◆ **Extracted information**:

** start **

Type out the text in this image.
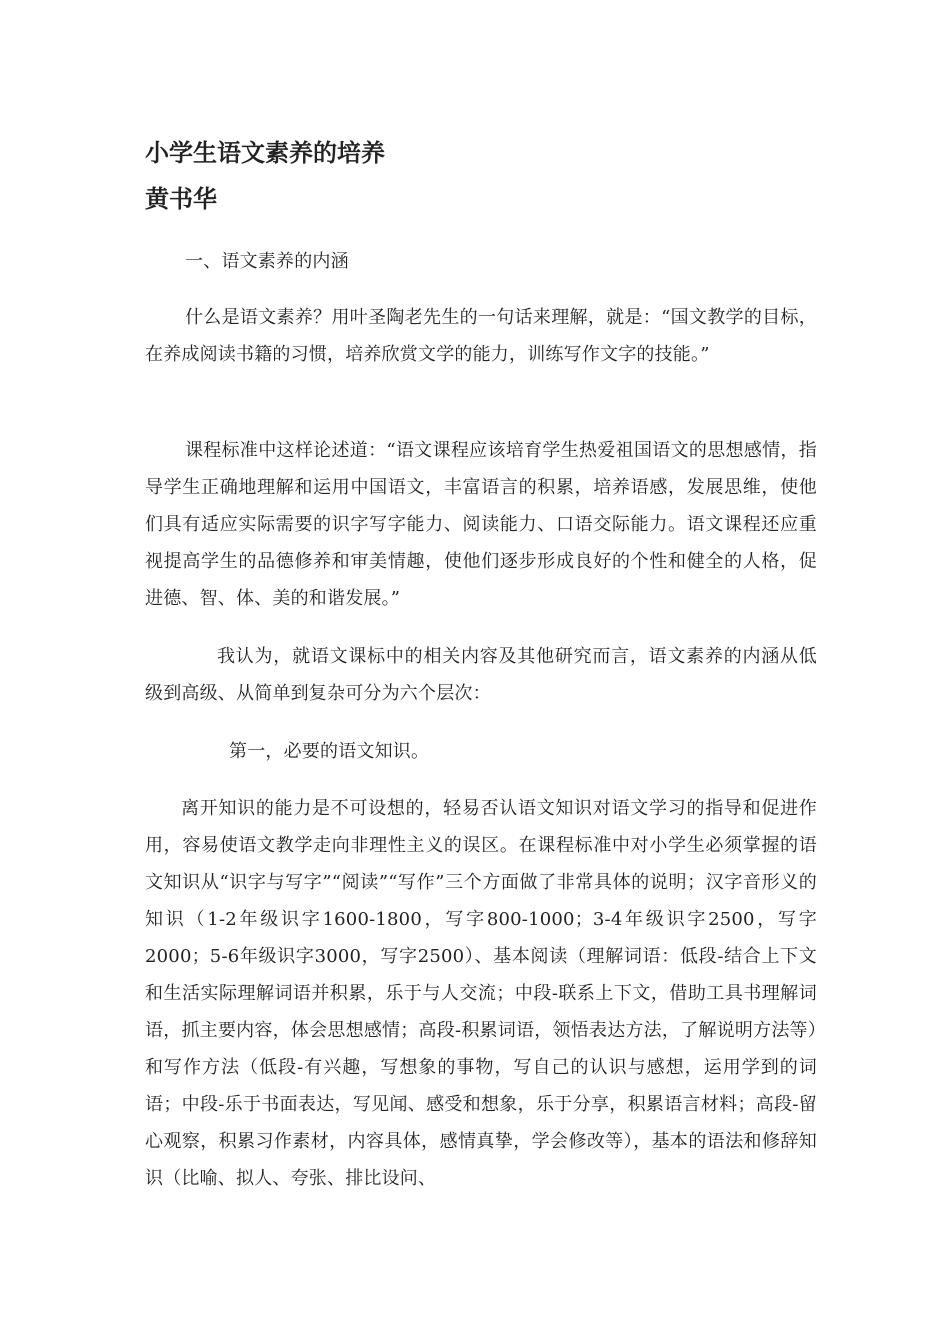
小学生语文素养的培养
黄书华

一、语文素养的内涵

什么是语文素养？用叶圣陶老先生的一句话来理解，就是：“国文教学的目标，在养成阅读书籍的习惯，培养欣赏文学的能力，训练写作文字的技能。”

课程标准中这样论述道：“语文课程应该培育学生热爱祖国语文的思想感情，指导学生正确地理解和运用中国语文，丰富语言的积累，培养语感，发展思维，使他们具有适应实际需要的识字写字能力、阅读能力、口语交际能力。语文课程还应重视提高学生的品德修养和审美情趣，使他们逐步形成良好的个性和健全的人格，促进德、智、体、美的和谐发展。”

我认为，就语文课标中的相关内容及其他研究而言，语文素养的内涵从低级到高级、从简单到复杂可分为六个层次：

第一，必要的语文知识。

离开知识的能力是不可设想的，轻易否认语文知识对语文学习的指导和促进作用，容易使语文教学走向非理性主义的误区。在课程标准中对小学生必须掌握的语文知识从“识字与写字”“阅读”“写作”三个方面做了非常具体的说明；汉字音形义的知识（1-2年级识字1600-1800，写字800-1000；3-4年级识字2500，写字2000；5-6年级识字3000，写字2500）、基本阅读（理解词语：低段-结合上下文和生活实际理解词语并积累，乐于与人交流；中段-联系上下文，借助工具书理解词语，抓主要内容，体会思想感情；高段-积累词语，领悟表达方法，了解说明方法等）和写作方法（低段-有兴趣，写想象的事物，写自己的认识与感想，运用学到的词语；中段-乐于书面表达，写见闻、感受和想象，乐于分享，积累语言材料；高段-留心观察，积累习作素材，内容具体，感情真挚，学会修改等），基本的语法和修辞知识（比喻、拟人、夸张、排比设问、
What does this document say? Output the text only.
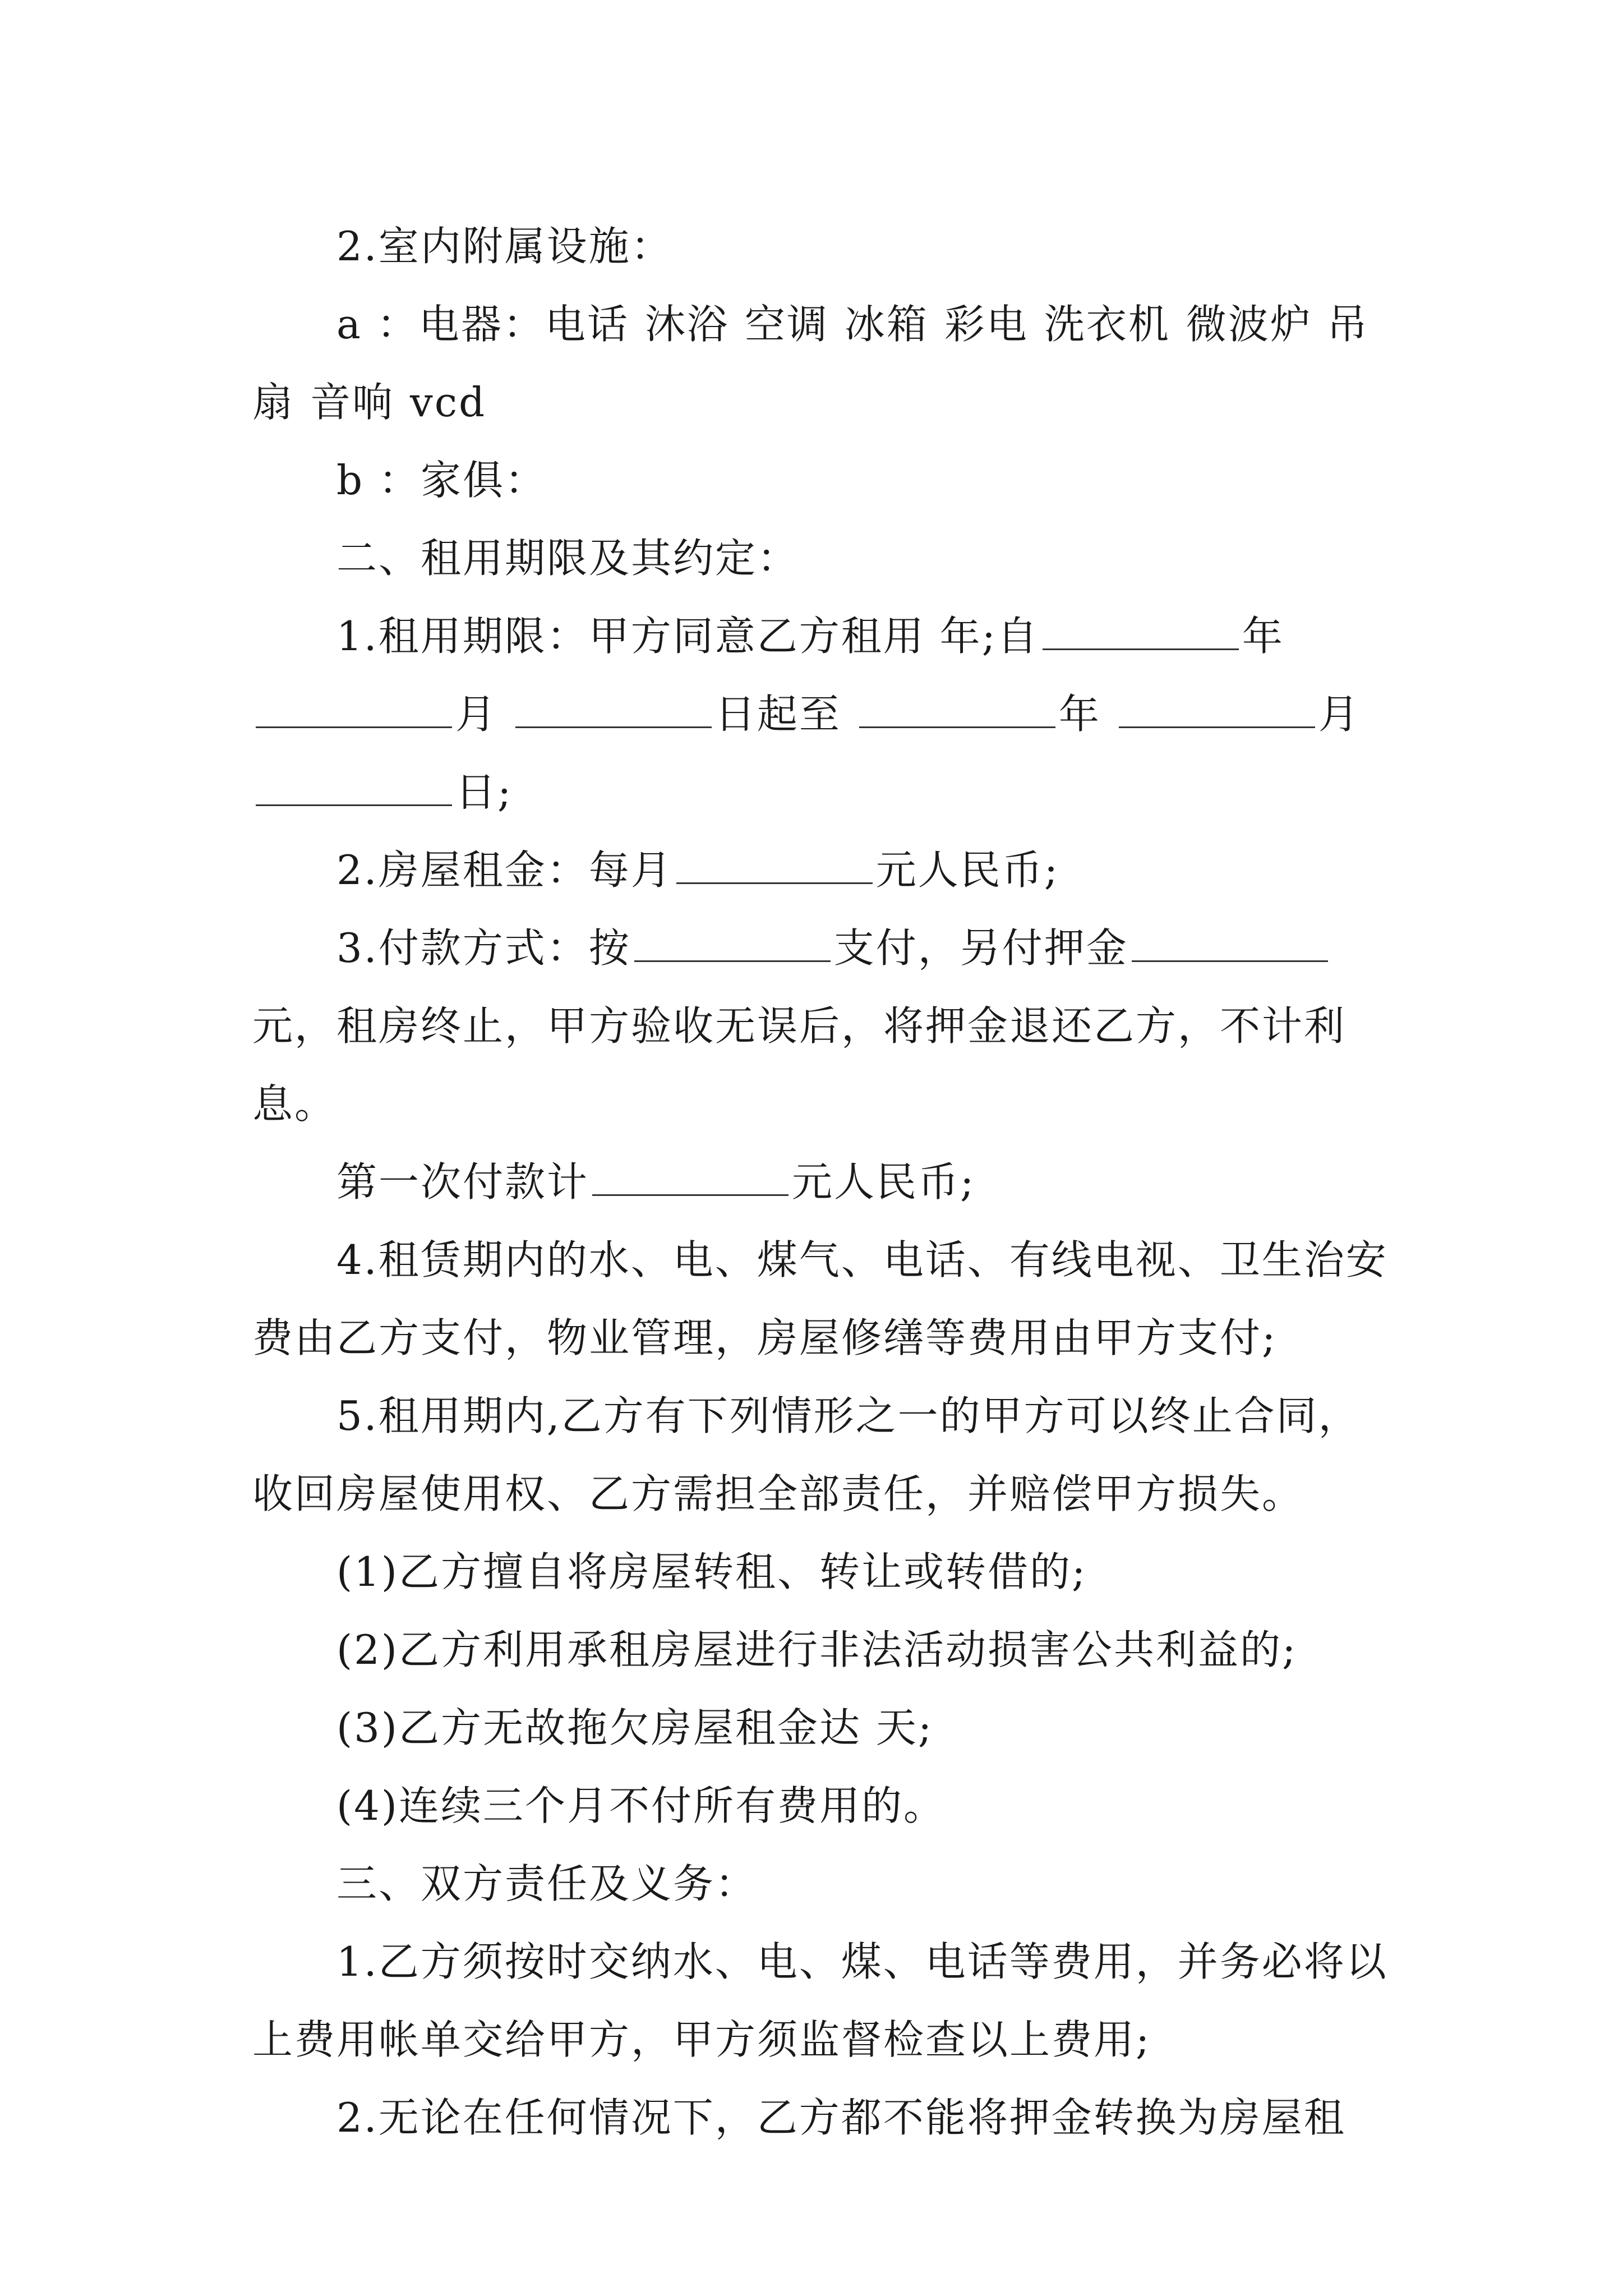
2.室内附属设施：

a ：电器：电话 沐浴 空调 冰箱 彩电 洗衣机 微波炉 吊扇 音响 vcd

b ：家俱：

二、租用期限及其约定：

1.租用期限：甲方同意乙方租用 年;自	年 月	日起至	年	月 日;

2.房屋租金：每月	元人民币;

3.付款方式：按	支付，另付押金元，租房终止，甲方验收无误后，将押金退还乙方，不计利息。

第一次付款计	元人民币;

4.租赁期内的水、电、煤气、电话、有线电视、卫生治安费由乙方支付，物业管理，房屋修缮等费用由甲方支付;

5.租用期内,乙方有下列情形之一的甲方可以终止合同，收回房屋使用权、乙方需担全部责任，并赔偿甲方损失。

(1)乙方擅自将房屋转租、转让或转借的;

(2)乙方利用承租房屋进行非法活动损害公共利益的;

(3)乙方无故拖欠房屋租金达 天;

(4)连续三个月不付所有费用的。

三、双方责任及义务：

1.乙方须按时交纳水、电、煤、电话等费用，并务必将以上费用帐单交给甲方，甲方须监督检查以上费用;

2.无论在任何情况下，乙方都不能将押金转换为房屋租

** end **

◆ **What to work on**:
Go back to the records above and write them out exactly, without the pictures.

◆ **Final answer**:
Type out the text in this image.
小学生语文素养的培养
黄书华

一、语文素养的内涵

什么是语文素养？用叶圣陶老先生的一句话来理解，就是：“国文教学的目标，在养成阅读书籍的习惯，培养欣赏文学的能力，训练写作文字的技能。”

课程标准中这样论述道：“语文课程应该培育学生热爱祖国语文的思想感情，指导学生正确地理解和运用中国语文，丰富语言的积累，培养语感，发展思维，使他们具有适应实际需要的识字写字能力、阅读能力、口语交际能力。语文课程还应重视提高学生的品德修养和审美情趣，使他们逐步形成良好的个性和健全的人格，促进德、智、体、美的和谐发展。”

我认为，就语文课标中的相关内容及其他研究而言，语文素养的内涵从低级到高级、从简单到复杂可分为六个层次：

第一，必要的语文知识。

离开知识的能力是不可设想的，轻易否认语文知识对语文学习的指导和促进作用，容易使语文教学走向非理性主义的误区。在课程标准中对小学生必须掌握的语文知识从“识字与写字”“阅读”“写作”三个方面做了非常具体的说明；汉字音形义的知识（1-2年级识字1600-1800，写字800-1000；3-4年级识字2500，写字2000；5-6年级识字3000，写字2500）、基本阅读（理解词语：低段-结合上下文和生活实际理解词语并积累，乐于与人交流；中段-联系上下文，借助工具书理解词语，抓主要内容，体会思想感情；高段-积累词语，领悟表达方法，了解说明方法等）和写作方法（低段-有兴趣，写想象的事物，写自己的认识与感想，运用学到的词语；中段-乐于书面表达，写见闻、感受和想象，乐于分享，积累语言材料；高段-留心观察，积累习作素材，内容具体，感情真挚，学会修改等），基本的语法和修辞知识（比喻、拟人、夸张、排比设问、
What does this document say? Output the text only.
2.室内附属设施：

a ：电器：电话 沐浴 空调 冰箱 彩电 洗衣机 微波炉 吊扇 音响 vcd

b ：家俱：

二、租用期限及其约定：

1.租用期限：甲方同意乙方租用 年;自	年 月	日起至	年	月 日;

2.房屋租金：每月	元人民币;

3.付款方式：按	支付，另付押金元，租房终止，甲方验收无误后，将押金退还乙方，不计利息。

第一次付款计	元人民币;

4.租赁期内的水、电、煤气、电话、有线电视、卫生治安费由乙方支付，物业管理，房屋修缮等费用由甲方支付;

5.租用期内,乙方有下列情形之一的甲方可以终止合同，收回房屋使用权、乙方需担全部责任，并赔偿甲方损失。

(1)乙方擅自将房屋转租、转让或转借的;

(2)乙方利用承租房屋进行非法活动损害公共利益的;

(3)乙方无故拖欠房屋租金达 天;

(4)连续三个月不付所有费用的。

三、双方责任及义务：

1.乙方须按时交纳水、电、煤、电话等费用，并务必将以上费用帐单交给甲方，甲方须监督检查以上费用;

2.无论在任何情况下，乙方都不能将押金转换为房屋租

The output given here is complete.